## Your goal
Put the lines of the records, starting at the first line and ending with the line that contains "volume-bar [125, 399, 132, 410]", into a JSON list of strings. Include both of those lines, use one string per line, and leave out any blank lines.

## Rows taken from a dataset
+ + +

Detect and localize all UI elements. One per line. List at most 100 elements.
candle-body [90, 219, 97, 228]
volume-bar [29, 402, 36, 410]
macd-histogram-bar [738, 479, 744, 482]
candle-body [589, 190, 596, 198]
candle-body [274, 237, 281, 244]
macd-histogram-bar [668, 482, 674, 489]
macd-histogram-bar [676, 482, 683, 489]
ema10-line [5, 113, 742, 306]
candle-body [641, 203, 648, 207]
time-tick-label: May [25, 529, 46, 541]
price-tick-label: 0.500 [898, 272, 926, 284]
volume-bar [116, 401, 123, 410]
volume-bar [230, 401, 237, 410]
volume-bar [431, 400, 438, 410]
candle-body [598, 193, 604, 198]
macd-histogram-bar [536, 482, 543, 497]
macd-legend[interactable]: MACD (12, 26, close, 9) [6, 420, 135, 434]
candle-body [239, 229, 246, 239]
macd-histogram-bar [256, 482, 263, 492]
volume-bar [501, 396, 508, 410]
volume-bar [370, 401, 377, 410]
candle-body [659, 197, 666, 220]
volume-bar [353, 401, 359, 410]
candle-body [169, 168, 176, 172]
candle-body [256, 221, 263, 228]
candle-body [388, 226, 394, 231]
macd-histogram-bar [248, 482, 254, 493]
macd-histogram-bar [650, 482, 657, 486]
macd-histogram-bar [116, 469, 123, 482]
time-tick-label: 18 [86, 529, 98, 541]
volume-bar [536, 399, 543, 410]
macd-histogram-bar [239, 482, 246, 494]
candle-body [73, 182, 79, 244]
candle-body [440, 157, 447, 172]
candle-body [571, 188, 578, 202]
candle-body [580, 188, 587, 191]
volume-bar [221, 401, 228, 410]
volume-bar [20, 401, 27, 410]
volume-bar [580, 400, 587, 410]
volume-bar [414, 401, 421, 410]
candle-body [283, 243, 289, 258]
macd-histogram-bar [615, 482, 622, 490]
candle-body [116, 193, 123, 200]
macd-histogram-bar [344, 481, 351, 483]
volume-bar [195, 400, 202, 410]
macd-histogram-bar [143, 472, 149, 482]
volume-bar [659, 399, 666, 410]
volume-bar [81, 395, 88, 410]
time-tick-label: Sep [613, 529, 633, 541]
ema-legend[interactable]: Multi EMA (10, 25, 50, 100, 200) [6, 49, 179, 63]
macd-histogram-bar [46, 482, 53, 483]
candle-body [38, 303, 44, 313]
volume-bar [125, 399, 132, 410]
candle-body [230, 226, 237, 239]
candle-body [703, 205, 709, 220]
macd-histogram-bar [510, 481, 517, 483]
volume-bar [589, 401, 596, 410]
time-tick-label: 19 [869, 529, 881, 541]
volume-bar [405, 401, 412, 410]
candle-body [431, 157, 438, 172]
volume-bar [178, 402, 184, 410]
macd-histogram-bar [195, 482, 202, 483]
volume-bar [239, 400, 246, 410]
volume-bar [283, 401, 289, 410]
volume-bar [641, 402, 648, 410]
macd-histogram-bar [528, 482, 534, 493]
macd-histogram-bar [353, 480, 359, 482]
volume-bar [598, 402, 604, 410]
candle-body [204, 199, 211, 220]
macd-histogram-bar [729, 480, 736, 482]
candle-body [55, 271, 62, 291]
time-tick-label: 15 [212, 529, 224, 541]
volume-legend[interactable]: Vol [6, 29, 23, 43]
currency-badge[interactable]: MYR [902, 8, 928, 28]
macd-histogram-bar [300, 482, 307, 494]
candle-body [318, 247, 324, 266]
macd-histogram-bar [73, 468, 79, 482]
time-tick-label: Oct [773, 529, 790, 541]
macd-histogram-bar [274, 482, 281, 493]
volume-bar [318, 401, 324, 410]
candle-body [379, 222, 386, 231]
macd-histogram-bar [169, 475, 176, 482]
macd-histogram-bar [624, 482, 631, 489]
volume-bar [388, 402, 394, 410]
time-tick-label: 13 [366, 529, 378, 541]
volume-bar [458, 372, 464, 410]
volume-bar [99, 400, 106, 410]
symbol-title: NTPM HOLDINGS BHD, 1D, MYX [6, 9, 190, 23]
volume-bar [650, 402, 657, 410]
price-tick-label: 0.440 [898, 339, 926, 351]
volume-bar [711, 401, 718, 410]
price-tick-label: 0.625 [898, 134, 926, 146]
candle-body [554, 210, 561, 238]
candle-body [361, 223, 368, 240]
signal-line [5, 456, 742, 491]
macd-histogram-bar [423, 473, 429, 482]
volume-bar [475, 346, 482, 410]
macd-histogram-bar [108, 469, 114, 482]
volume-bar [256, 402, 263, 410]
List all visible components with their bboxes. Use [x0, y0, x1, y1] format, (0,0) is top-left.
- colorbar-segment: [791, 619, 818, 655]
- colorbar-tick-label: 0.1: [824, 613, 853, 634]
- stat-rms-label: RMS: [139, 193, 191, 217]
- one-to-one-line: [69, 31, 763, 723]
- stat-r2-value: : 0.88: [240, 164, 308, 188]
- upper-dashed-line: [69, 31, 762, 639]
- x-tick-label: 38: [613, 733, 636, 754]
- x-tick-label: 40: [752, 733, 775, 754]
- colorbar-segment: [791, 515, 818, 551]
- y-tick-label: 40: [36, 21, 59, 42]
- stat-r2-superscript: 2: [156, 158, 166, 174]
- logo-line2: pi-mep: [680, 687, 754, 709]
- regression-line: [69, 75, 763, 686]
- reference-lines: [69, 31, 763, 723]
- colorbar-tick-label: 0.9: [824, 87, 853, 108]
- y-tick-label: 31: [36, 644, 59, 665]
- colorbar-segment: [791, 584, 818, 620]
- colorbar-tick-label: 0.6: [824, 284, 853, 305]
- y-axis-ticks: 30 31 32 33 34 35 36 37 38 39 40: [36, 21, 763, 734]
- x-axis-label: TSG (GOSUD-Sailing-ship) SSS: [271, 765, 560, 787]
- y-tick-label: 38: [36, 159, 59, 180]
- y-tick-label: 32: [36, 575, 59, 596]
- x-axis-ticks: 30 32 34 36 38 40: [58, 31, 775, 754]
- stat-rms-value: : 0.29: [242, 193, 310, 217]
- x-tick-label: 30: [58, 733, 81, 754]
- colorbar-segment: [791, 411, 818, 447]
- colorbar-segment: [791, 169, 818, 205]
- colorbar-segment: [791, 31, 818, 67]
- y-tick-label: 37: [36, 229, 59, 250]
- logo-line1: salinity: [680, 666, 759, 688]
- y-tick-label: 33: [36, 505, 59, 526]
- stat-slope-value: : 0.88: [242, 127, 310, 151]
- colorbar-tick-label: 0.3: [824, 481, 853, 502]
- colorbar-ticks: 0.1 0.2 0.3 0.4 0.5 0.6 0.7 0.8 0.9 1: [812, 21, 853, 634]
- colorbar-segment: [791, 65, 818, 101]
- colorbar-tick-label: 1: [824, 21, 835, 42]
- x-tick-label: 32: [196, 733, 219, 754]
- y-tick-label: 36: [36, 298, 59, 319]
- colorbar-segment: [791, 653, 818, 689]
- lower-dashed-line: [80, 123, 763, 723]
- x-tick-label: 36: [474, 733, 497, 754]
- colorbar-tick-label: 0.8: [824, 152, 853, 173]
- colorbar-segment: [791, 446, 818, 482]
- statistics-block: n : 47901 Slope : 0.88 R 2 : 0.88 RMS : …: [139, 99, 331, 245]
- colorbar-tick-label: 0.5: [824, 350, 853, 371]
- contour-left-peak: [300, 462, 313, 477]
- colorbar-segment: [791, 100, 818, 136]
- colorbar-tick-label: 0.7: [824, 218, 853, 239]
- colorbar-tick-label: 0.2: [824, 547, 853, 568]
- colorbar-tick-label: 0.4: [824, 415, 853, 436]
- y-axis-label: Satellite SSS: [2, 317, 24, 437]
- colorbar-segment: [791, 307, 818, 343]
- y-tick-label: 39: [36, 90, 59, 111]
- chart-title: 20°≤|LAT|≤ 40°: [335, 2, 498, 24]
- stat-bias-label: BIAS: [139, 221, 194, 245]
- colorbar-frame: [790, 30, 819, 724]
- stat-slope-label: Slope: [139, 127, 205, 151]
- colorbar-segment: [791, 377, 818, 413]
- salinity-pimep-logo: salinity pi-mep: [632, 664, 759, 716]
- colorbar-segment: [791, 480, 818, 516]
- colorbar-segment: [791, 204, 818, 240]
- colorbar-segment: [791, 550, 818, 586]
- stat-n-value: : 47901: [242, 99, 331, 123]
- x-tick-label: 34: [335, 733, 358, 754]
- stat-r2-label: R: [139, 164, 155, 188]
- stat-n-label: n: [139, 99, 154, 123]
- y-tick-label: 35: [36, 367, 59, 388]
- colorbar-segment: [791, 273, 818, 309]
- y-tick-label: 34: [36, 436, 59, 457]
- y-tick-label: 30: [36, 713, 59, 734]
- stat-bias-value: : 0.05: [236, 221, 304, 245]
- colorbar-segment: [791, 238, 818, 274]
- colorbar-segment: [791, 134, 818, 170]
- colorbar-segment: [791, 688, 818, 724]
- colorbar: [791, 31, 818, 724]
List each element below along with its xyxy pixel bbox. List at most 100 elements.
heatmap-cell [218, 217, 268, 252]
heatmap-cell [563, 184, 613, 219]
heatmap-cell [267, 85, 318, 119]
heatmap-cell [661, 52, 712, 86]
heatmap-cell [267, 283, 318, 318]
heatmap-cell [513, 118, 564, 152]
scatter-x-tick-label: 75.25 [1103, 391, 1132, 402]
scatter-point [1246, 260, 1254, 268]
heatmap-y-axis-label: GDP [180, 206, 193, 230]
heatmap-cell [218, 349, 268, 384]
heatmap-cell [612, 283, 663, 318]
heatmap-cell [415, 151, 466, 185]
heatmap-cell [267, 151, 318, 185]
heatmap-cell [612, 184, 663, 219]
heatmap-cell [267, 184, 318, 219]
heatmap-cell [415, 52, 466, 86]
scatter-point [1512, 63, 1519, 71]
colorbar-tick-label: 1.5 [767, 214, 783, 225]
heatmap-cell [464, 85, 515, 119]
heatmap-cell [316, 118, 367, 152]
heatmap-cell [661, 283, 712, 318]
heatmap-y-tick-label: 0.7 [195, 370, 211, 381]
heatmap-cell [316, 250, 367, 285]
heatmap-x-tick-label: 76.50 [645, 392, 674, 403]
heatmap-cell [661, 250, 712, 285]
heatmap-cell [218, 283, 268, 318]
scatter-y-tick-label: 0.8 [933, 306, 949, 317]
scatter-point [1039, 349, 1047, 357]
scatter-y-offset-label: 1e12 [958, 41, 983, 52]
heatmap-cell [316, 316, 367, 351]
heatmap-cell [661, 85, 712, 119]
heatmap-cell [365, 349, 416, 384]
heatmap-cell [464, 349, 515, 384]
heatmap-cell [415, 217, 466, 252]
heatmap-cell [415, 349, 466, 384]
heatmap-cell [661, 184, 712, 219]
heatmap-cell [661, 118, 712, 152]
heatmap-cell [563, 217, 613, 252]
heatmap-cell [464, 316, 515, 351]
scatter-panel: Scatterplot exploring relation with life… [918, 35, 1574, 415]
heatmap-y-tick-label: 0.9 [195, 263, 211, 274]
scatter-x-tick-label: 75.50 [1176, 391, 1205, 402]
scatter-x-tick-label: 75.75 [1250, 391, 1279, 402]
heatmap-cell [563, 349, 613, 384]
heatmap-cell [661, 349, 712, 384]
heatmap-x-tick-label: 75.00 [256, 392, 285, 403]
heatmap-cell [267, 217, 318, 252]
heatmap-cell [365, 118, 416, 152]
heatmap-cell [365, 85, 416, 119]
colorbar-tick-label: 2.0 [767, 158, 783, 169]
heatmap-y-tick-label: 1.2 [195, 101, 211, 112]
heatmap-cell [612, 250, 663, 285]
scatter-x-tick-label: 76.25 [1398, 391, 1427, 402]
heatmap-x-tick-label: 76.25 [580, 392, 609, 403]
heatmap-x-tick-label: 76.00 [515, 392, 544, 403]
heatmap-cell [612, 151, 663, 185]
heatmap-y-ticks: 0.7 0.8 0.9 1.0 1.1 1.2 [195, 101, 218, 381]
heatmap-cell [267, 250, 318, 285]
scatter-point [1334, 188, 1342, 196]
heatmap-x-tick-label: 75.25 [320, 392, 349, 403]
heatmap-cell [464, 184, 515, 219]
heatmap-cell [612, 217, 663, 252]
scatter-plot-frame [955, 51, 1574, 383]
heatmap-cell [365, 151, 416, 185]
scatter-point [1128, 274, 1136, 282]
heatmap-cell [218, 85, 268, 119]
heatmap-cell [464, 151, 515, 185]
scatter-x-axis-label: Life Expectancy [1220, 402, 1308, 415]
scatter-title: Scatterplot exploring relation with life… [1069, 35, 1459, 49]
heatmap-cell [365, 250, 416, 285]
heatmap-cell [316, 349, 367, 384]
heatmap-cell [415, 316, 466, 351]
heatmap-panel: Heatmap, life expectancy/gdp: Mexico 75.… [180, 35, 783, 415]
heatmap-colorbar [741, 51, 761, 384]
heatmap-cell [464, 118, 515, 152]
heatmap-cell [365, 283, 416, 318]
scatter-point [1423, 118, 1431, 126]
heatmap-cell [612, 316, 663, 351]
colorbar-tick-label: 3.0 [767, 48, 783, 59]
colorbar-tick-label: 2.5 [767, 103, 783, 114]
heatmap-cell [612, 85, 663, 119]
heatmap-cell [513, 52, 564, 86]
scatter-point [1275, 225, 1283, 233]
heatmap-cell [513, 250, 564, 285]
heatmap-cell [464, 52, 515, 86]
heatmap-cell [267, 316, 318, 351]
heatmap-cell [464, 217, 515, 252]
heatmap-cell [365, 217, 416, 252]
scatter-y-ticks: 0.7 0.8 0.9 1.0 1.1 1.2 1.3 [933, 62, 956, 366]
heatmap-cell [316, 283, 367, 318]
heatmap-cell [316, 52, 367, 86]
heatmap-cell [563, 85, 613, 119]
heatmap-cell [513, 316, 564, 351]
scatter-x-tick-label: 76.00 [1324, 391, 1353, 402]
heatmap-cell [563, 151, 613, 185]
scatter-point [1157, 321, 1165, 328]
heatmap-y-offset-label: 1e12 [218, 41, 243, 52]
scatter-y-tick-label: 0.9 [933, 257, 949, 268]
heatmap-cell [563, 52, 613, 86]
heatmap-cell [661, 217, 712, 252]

+ + +

## Answer to the exercise
[
  "Detect and localize all UI elements. One per line. List at most 100 elements.",
  "candle-body [90, 219, 97, 228]",
  "volume-bar [29, 402, 36, 410]",
  "macd-histogram-bar [738, 479, 744, 482]",
  "candle-body [589, 190, 596, 198]",
  "candle-body [274, 237, 281, 244]",
  "macd-histogram-bar [668, 482, 674, 489]",
  "macd-histogram-bar [676, 482, 683, 489]",
  "ema10-line [5, 113, 742, 306]",
  "candle-body [641, 203, 648, 207]",
  "time-tick-label: May [25, 529, 46, 541]",
  "price-tick-label: 0.500 [898, 272, 926, 284]",
  "volume-bar [116, 401, 123, 410]",
  "volume-bar [230, 401, 237, 410]",
  "volume-bar [431, 400, 438, 410]",
  "candle-body [598, 193, 604, 198]",
  "macd-histogram-bar [536, 482, 543, 497]",
  "macd-legend[interactable]: MACD (12, 26, close, 9) [6, 420, 135, 434]",
  "candle-body [239, 229, 246, 239]",
  "macd-histogram-bar [256, 482, 263, 492]",
  "volume-bar [501, 396, 508, 410]",
  "volume-bar [370, 401, 377, 410]",
  "candle-body [659, 197, 666, 220]",
  "volume-bar [353, 401, 359, 410]",
  "candle-body [169, 168, 176, 172]",
  "candle-body [256, 221, 263, 228]",
  "candle-body [388, 226, 394, 231]",
  "macd-histogram-bar [248, 482, 254, 493]",
  "macd-histogram-bar [650, 482, 657, 486]",
  "macd-histogram-bar [116, 469, 123, 482]",
  "time-tick-label: 18 [86, 529, 98, 541]",
  "volume-bar [536, 399, 543, 410]",
  "macd-histogram-bar [239, 482, 246, 494]",
  "candle-body [73, 182, 79, 244]",
  "candle-body [440, 157, 447, 172]",
  "candle-body [571, 188, 578, 202]",
  "candle-body [580, 188, 587, 191]",
  "volume-bar [221, 401, 228, 410]",
  "volume-bar [20, 401, 27, 410]",
  "volume-bar [580, 400, 587, 410]",
  "volume-bar [414, 401, 421, 410]",
  "candle-body [283, 243, 289, 258]",
  "macd-histogram-bar [615, 482, 622, 490]",
  "candle-body [116, 193, 123, 200]",
  "macd-histogram-bar [344, 481, 351, 483]",
  "volume-bar [195, 400, 202, 410]",
  "macd-histogram-bar [143, 472, 149, 482]",
  "volume-bar [659, 399, 666, 410]",
  "volume-bar [81, 395, 88, 410]",
  "time-tick-label: Sep [613, 529, 633, 541]",
  "ema-legend[interactable]: Multi EMA (10, 25, 50, 100, 200) [6, 49, 179, 63]",
  "macd-histogram-bar [46, 482, 53, 483]",
  "candle-body [38, 303, 44, 313]",
  "volume-bar [125, 399, 132, 410]"
]